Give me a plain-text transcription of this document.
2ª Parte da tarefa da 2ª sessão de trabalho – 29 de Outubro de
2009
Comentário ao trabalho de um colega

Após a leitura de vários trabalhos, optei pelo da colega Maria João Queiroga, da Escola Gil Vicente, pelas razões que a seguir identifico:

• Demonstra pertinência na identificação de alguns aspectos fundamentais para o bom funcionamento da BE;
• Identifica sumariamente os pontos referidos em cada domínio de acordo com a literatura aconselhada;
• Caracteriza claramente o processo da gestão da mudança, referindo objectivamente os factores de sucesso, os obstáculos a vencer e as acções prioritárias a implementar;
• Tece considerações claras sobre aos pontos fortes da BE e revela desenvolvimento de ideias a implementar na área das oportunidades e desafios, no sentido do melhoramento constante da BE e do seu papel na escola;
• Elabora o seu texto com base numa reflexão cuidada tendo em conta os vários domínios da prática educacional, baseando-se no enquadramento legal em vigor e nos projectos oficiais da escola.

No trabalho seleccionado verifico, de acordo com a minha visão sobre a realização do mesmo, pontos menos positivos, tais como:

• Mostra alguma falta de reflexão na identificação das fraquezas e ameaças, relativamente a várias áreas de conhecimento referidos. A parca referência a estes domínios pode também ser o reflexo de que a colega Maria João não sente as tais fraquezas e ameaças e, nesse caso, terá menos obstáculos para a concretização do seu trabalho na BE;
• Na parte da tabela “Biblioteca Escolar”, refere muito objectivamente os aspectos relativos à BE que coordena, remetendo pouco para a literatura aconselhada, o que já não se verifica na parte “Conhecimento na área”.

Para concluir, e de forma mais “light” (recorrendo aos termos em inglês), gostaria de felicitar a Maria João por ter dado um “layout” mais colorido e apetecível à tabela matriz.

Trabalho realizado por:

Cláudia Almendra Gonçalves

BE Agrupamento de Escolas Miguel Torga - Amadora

- _What the exercise asks_
Every entry above should be retyped exactly as shown.

- _Answer to the problem_
Give me a plain-text transcription of this document.
2ª Parte da tarefa da 2ª sessão de trabalho – 29 de Outubro de
2009
Comentário ao trabalho de um colega

Após a leitura de vários trabalhos, optei pelo da colega Maria João Queiroga, da Escola Gil Vicente, pelas razões que a seguir identifico:

• Demonstra pertinência na identificação de alguns aspectos fundamentais para o bom funcionamento da BE;
• Identifica sumariamente os pontos referidos em cada domínio de acordo com a literatura aconselhada;
• Caracteriza claramente o processo da gestão da mudança, referindo objectivamente os factores de sucesso, os obstáculos a vencer e as acções prioritárias a implementar;
• Tece considerações claras sobre aos pontos fortes da BE e revela desenvolvimento de ideias a implementar na área das oportunidades e desafios, no sentido do melhoramento constante da BE e do seu papel na escola;
• Elabora o seu texto com base numa reflexão cuidada tendo em conta os vários domínios da prática educacional, baseando-se no enquadramento legal em vigor e nos projectos oficiais da escola.

No trabalho seleccionado verifico, de acordo com a minha visão sobre a realização do mesmo, pontos menos positivos, tais como:

• Mostra alguma falta de reflexão na identificação das fraquezas e ameaças, relativamente a várias áreas de conhecimento referidos. A parca referência a estes domínios pode também ser o reflexo de que a colega Maria João não sente as tais fraquezas e ameaças e, nesse caso, terá menos obstáculos para a concretização do seu trabalho na BE;
• Na parte da tabela “Biblioteca Escolar”, refere muito objectivamente os aspectos relativos à BE que coordena, remetendo pouco para a literatura aconselhada, o que já não se verifica na parte “Conhecimento na área”.

Para concluir, e de forma mais “light” (recorrendo aos termos em inglês), gostaria de felicitar a Maria João por ter dado um “layout” mais colorido e apetecível à tabela matriz.

Trabalho realizado por:

Cláudia Almendra Gonçalves

BE Agrupamento de Escolas Miguel Torga - Amadora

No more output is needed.